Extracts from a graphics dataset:
— Begin —
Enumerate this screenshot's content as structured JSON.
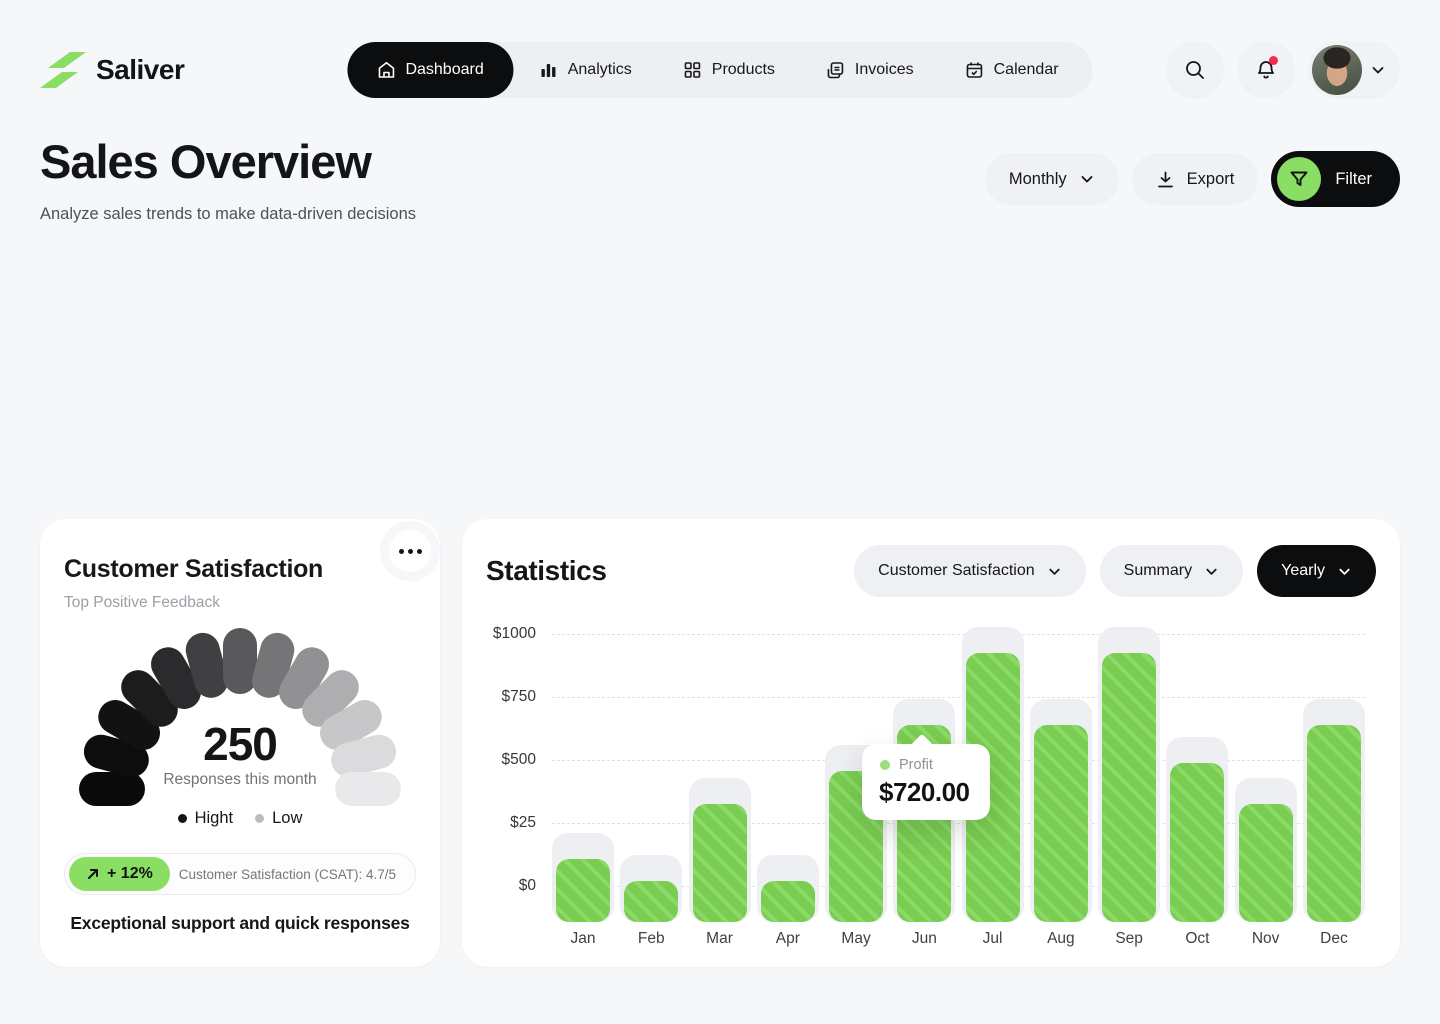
{
  "brand": {
    "name": "Saliver",
    "accent_color": "#8ade64"
  },
  "nav": {
    "items": [
      {
        "label": "Dashboard",
        "icon": "home-icon",
        "active": true
      },
      {
        "label": "Analytics",
        "icon": "bar-chart-icon",
        "active": false
      },
      {
        "label": "Products",
        "icon": "grid-icon",
        "active": false
      },
      {
        "label": "Invoices",
        "icon": "invoice-icon",
        "active": false
      },
      {
        "label": "Calendar",
        "icon": "calendar-icon",
        "active": false
      }
    ]
  },
  "topbar_actions": {
    "search_icon": "search-icon",
    "notifications_icon": "bell-icon",
    "notifications_unread": true,
    "profile_chevron": "chevron-down-icon"
  },
  "header": {
    "title": "Sales Overview",
    "subtitle": "Analyze sales trends to make data-driven decisions",
    "period_selector": "Monthly",
    "export_label": "Export",
    "filter_label": "Filter"
  },
  "satisfaction_card": {
    "title": "Customer Satisfaction",
    "subtitle": "Top Positive Feedback",
    "value": "250",
    "value_caption": "Responses this month",
    "legend": [
      {
        "label": "Hight",
        "color": "#141519"
      },
      {
        "label": "Low",
        "color": "#b7bfc4"
      }
    ],
    "change_badge": "+ 12%",
    "csat_label": "Customer Satisfaction (CSAT): 4.7/5",
    "footer": "Exceptional support and quick responses"
  },
  "statistics_card": {
    "title": "Statistics",
    "filters": [
      {
        "label": "Customer Satisfaction"
      },
      {
        "label": "Summary"
      },
      {
        "label": "Yearly",
        "dark": true
      }
    ],
    "tooltip": {
      "series": "Profit",
      "value_display": "$720.00"
    }
  },
  "chart_data": {
    "type": "bar",
    "title": "Statistics",
    "categories": [
      "Jan",
      "Feb",
      "Mar",
      "Apr",
      "May",
      "Jun",
      "Jul",
      "Aug",
      "Sep",
      "Oct",
      "Nov",
      "Dec"
    ],
    "series": [
      {
        "name": "Profit",
        "values": [
          230,
          150,
          430,
          150,
          550,
          720,
          980,
          720,
          980,
          580,
          430,
          720
        ]
      }
    ],
    "y_ticks": [
      "$1000",
      "$750",
      "$500",
      "$25",
      "$0"
    ],
    "ylim": [
      0,
      1000
    ],
    "xlabel": "",
    "ylabel": "",
    "grid": "dashed-horizontal",
    "legend_position": "tooltip-only",
    "bar_color": "#79cd51",
    "track_color": "#edeff2",
    "tooltip": {
      "category": "Jun",
      "series": "Profit",
      "value": 720,
      "display": "$720.00"
    }
  }
}
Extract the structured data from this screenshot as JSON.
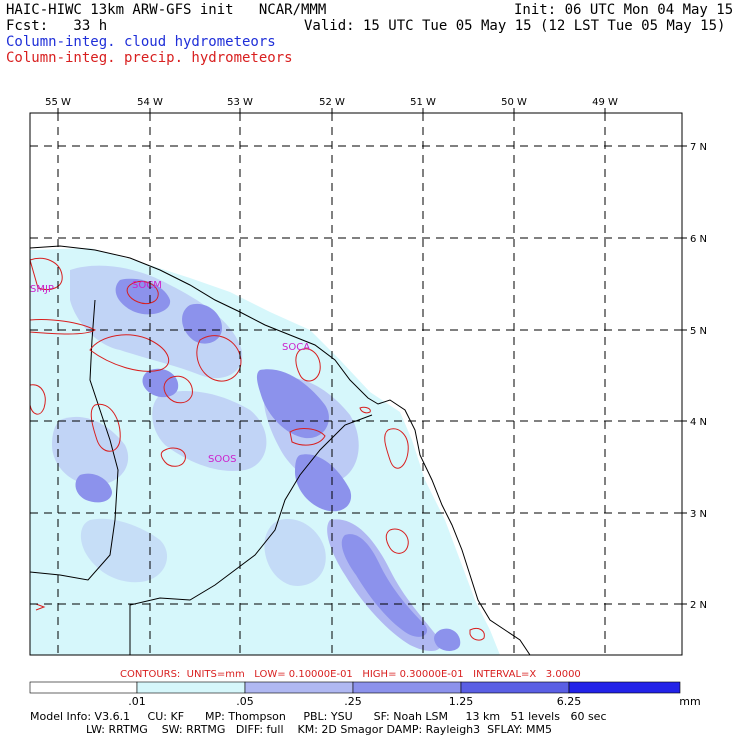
{
  "header": {
    "title_left": "HAIC-HIWC 13km ARW-GFS init   NCAR/MMM",
    "init": "Init: 06 UTC Mon 04 May 15",
    "fcst": "Fcst:   33 h",
    "valid": "Valid: 15 UTC Tue 05 May 15 (12 LST Tue 05 May 15)",
    "field1": "Column-integ. cloud hydrometeors",
    "field2": "Column-integ. precip. hydrometeors"
  },
  "axes": {
    "lon_labels": [
      "55 W",
      "54 W",
      "53 W",
      "52 W",
      "51 W",
      "50 W",
      "49 W"
    ],
    "lat_labels": [
      "7 N",
      "6 N",
      "5 N",
      "4 N",
      "3 N",
      "2 N"
    ]
  },
  "stations": [
    "SMJP",
    "SOCM",
    "SOCA",
    "SOOS"
  ],
  "contours_note": "CONTOURS:  UNITS=mm   LOW= 0.10000E-01   HIGH= 0.30000E-01   INTERVAL=X   3.0000",
  "legend": {
    "labels": [
      ".01",
      ".05",
      ".25",
      "1.25",
      "6.25"
    ],
    "unit": "mm",
    "colors": [
      "#ffffff",
      "#d6f7fb",
      "#b0b8f2",
      "#8c92ec",
      "#5a5fe4",
      "#2222e8"
    ]
  },
  "footer": {
    "line1": "Model Info: V3.6.1     CU: KF      MP: Thompson     PBL: YSU      SF: Noah LSM     13 km   51 levels   60 sec",
    "line2": "                LW: RRTMG    SW: RRTMG   DIFF: full    KM: 2D Smagor DAMP: Rayleigh3  SFLAY: MM5"
  },
  "colors": {
    "cloud_text": "#1f2fd8",
    "precip_contour": "#d81f1f",
    "station_label": "#cc22cc",
    "land_shade_light": "#d6f7fb",
    "shade_mid": "#b0b8f2",
    "shade_dark": "#8c92ec"
  }
}
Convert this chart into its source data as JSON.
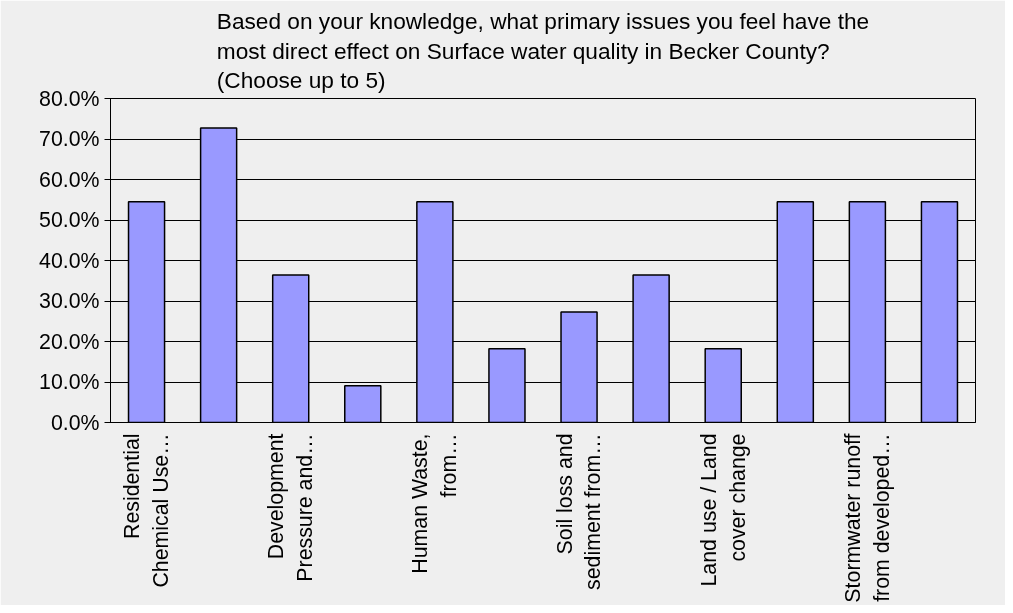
{
  "chart_data": {
    "type": "bar",
    "title": "Based on your knowledge, what primary issues you feel have the\nmost direct effect on Surface water quality in Becker County?\n(Choose up to 5)",
    "categories": [
      "Residential\nChemical Use…",
      null,
      "Development\nPressure and…",
      null,
      "Human Waste,\nfrom…",
      null,
      "Soil loss and\nsediment from…",
      null,
      "Land use / Land\ncover change",
      null,
      "Stormwater runoff\nfrom developed…",
      null
    ],
    "values": [
      54.5,
      72.7,
      36.4,
      9.1,
      54.5,
      18.2,
      27.3,
      36.4,
      18.2,
      54.5,
      54.5,
      54.5
    ],
    "color": "#9999ff",
    "ylim": [
      0,
      80
    ],
    "yticks": [
      {
        "value": 0,
        "label": "0.0%"
      },
      {
        "value": 10,
        "label": "10.0%"
      },
      {
        "value": 20,
        "label": "20.0%"
      },
      {
        "value": 30,
        "label": "30.0%"
      },
      {
        "value": 40,
        "label": "40.0%"
      },
      {
        "value": 50,
        "label": "50.0%"
      },
      {
        "value": 60,
        "label": "60.0%"
      },
      {
        "value": 70,
        "label": "70.0%"
      },
      {
        "value": 80,
        "label": "80.0%"
      }
    ],
    "grid": "y"
  }
}
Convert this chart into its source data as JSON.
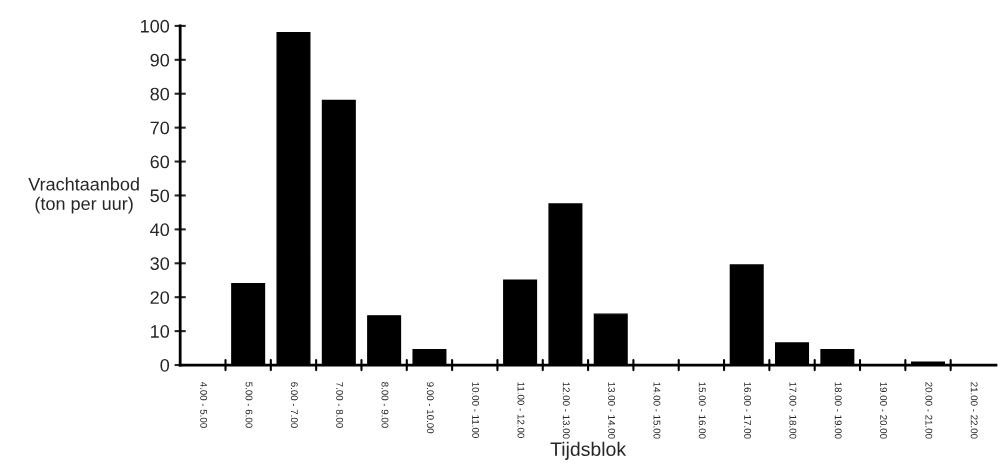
{
  "chart_data": {
    "type": "bar",
    "xlabel": "Tijdsblok",
    "ylabel": "Vrachtaanbod\n(ton per uur)",
    "categories": [
      "4.00 - 5.00",
      "5.00 - 6.00",
      "6.00 - 7.00",
      "7.00 - 8.00",
      "8.00 - 9.00",
      "9.00 - 10.00",
      "10.00 - 11.00",
      "11.00 - 12.00",
      "12.00 - 13.00",
      "13.00 - 14.00",
      "14.00 - 15.00",
      "15.00 - 16.00",
      "16.00 - 17.00",
      "17.00 - 18.00",
      "18.00 - 19.00",
      "19.00 - 20.00",
      "20.00 - 21.00",
      "21.00 - 22.00"
    ],
    "values": [
      0,
      24,
      98,
      78,
      14.5,
      4.5,
      0,
      25,
      47.5,
      15,
      0,
      0,
      29.5,
      6.5,
      4.5,
      0,
      0.8,
      0
    ],
    "color": "#000000",
    "ylim": [
      0,
      100
    ],
    "yticks": [
      0,
      10,
      20,
      30,
      40,
      50,
      60,
      70,
      80,
      90,
      100
    ],
    "grid": false,
    "legend": false
  }
}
— End —
**What you should do:**
Reproduce every entry exactly, but omit each picture.

**The solution:**
Enumerate this screenshot's content as structured JSON.
{
  "brand": {
    "name": "Saliver",
    "accent_color": "#8ade64"
  },
  "nav": {
    "items": [
      {
        "label": "Dashboard",
        "icon": "home-icon",
        "active": true
      },
      {
        "label": "Analytics",
        "icon": "bar-chart-icon",
        "active": false
      },
      {
        "label": "Products",
        "icon": "grid-icon",
        "active": false
      },
      {
        "label": "Invoices",
        "icon": "invoice-icon",
        "active": false
      },
      {
        "label": "Calendar",
        "icon": "calendar-icon",
        "active": false
      }
    ]
  },
  "topbar_actions": {
    "search_icon": "search-icon",
    "notifications_icon": "bell-icon",
    "notifications_unread": true,
    "profile_chevron": "chevron-down-icon"
  },
  "header": {
    "title": "Sales Overview",
    "subtitle": "Analyze sales trends to make data-driven decisions",
    "period_selector": "Monthly",
    "export_label": "Export",
    "filter_label": "Filter"
  },
  "satisfaction_card": {
    "title": "Customer Satisfaction",
    "subtitle": "Top Positive Feedback",
    "value": "250",
    "value_caption": "Responses this month",
    "legend": [
      {
        "label": "Hight",
        "color": "#141519"
      },
      {
        "label": "Low",
        "color": "#b7bfc4"
      }
    ],
    "change_badge": "+ 12%",
    "csat_label": "Customer Satisfaction (CSAT): 4.7/5",
    "footer": "Exceptional support and quick responses"
  },
  "statistics_card": {
    "title": "Statistics",
    "filters": [
      {
        "label": "Customer Satisfaction"
      },
      {
        "label": "Summary"
      },
      {
        "label": "Yearly",
        "dark": true
      }
    ],
    "tooltip": {
      "series": "Profit",
      "value_display": "$720.00"
    }
  },
  "chart_data": {
    "type": "bar",
    "title": "Statistics",
    "categories": [
      "Jan",
      "Feb",
      "Mar",
      "Apr",
      "May",
      "Jun",
      "Jul",
      "Aug",
      "Sep",
      "Oct",
      "Nov",
      "Dec"
    ],
    "series": [
      {
        "name": "Profit",
        "values": [
          230,
          150,
          430,
          150,
          550,
          720,
          980,
          720,
          980,
          580,
          430,
          720
        ]
      }
    ],
    "y_ticks": [
      "$1000",
      "$750",
      "$500",
      "$25",
      "$0"
    ],
    "ylim": [
      0,
      1000
    ],
    "xlabel": "",
    "ylabel": "",
    "grid": "dashed-horizontal",
    "legend_position": "tooltip-only",
    "bar_color": "#79cd51",
    "track_color": "#edeff2",
    "tooltip": {
      "category": "Jun",
      "series": "Profit",
      "value": 720,
      "display": "$720.00"
    }
  }
}
Extract the structured data from this screenshot as JSON.
{
  "header": {
    "title_left": "HAIC-HIWC 13km ARW-GFS init   NCAR/MMM",
    "init": "Init: 06 UTC Mon 04 May 15",
    "fcst": "Fcst:   33 h",
    "valid": "Valid: 15 UTC Tue 05 May 15 (12 LST Tue 05 May 15)",
    "field1": "Column-integ. cloud hydrometeors",
    "field2": "Column-integ. precip. hydrometeors"
  },
  "axes": {
    "lon_labels": [
      "55 W",
      "54 W",
      "53 W",
      "52 W",
      "51 W",
      "50 W",
      "49 W"
    ],
    "lat_labels": [
      "7 N",
      "6 N",
      "5 N",
      "4 N",
      "3 N",
      "2 N"
    ]
  },
  "stations": [
    "SMJP",
    "SOCM",
    "SOCA",
    "SOOS"
  ],
  "contours_note": "CONTOURS:  UNITS=mm   LOW= 0.10000E-01   HIGH= 0.30000E-01   INTERVAL=X   3.0000",
  "legend": {
    "labels": [
      ".01",
      ".05",
      ".25",
      "1.25",
      "6.25"
    ],
    "unit": "mm",
    "colors": [
      "#ffffff",
      "#d6f7fb",
      "#b0b8f2",
      "#8c92ec",
      "#5a5fe4",
      "#2222e8"
    ]
  },
  "footer": {
    "line1": "Model Info: V3.6.1     CU: KF      MP: Thompson     PBL: YSU      SF: Noah LSM     13 km   51 levels   60 sec",
    "line2": "                LW: RRTMG    SW: RRTMG   DIFF: full    KM: 2D Smagor DAMP: Rayleigh3  SFLAY: MM5"
  },
  "colors": {
    "cloud_text": "#1f2fd8",
    "precip_contour": "#d81f1f",
    "station_label": "#cc22cc",
    "land_shade_light": "#d6f7fb",
    "shade_mid": "#b0b8f2",
    "shade_dark": "#8c92ec"
  }
}
Convert this chart into its source data as JSON.
{
  "chart_data": {
    "type": "bar",
    "title": "Based on your knowledge, what primary issues you feel have the\nmost direct effect on Surface water quality in Becker County?\n(Choose up to 5)",
    "categories": [
      "Residential\nChemical Use…",
      null,
      "Development\nPressure and…",
      null,
      "Human Waste,\nfrom…",
      null,
      "Soil loss and\nsediment from…",
      null,
      "Land use / Land\ncover change",
      null,
      "Stormwater runoff\nfrom developed…",
      null
    ],
    "values": [
      54.5,
      72.7,
      36.4,
      9.1,
      54.5,
      18.2,
      27.3,
      36.4,
      18.2,
      54.5,
      54.5,
      54.5
    ],
    "color": "#9999ff",
    "ylim": [
      0,
      80
    ],
    "yticks": [
      {
        "value": 0,
        "label": "0.0%"
      },
      {
        "value": 10,
        "label": "10.0%"
      },
      {
        "value": 20,
        "label": "20.0%"
      },
      {
        "value": 30,
        "label": "30.0%"
      },
      {
        "value": 40,
        "label": "40.0%"
      },
      {
        "value": 50,
        "label": "50.0%"
      },
      {
        "value": 60,
        "label": "60.0%"
      },
      {
        "value": 70,
        "label": "70.0%"
      },
      {
        "value": 80,
        "label": "80.0%"
      }
    ],
    "grid": "y"
  }
}
Convert this chart into its source data as JSON.
{
  "chart_data": {
    "type": "bar",
    "xlabel": "Tijdsblok",
    "ylabel": "Vrachtaanbod\n(ton per uur)",
    "categories": [
      "4.00 - 5.00",
      "5.00 - 6.00",
      "6.00 - 7.00",
      "7.00 - 8.00",
      "8.00 - 9.00",
      "9.00 - 10.00",
      "10.00 - 11.00",
      "11.00 - 12.00",
      "12.00 - 13.00",
      "13.00 - 14.00",
      "14.00 - 15.00",
      "15.00 - 16.00",
      "16.00 - 17.00",
      "17.00 - 18.00",
      "18.00 - 19.00",
      "19.00 - 20.00",
      "20.00 - 21.00",
      "21.00 - 22.00"
    ],
    "values": [
      0,
      24,
      98,
      78,
      14.5,
      4.5,
      0,
      25,
      47.5,
      15,
      0,
      0,
      29.5,
      6.5,
      4.5,
      0,
      0.8,
      0
    ],
    "color": "#000000",
    "ylim": [
      0,
      100
    ],
    "yticks": [
      0,
      10,
      20,
      30,
      40,
      50,
      60,
      70,
      80,
      90,
      100
    ],
    "grid": false,
    "legend": false
  }
}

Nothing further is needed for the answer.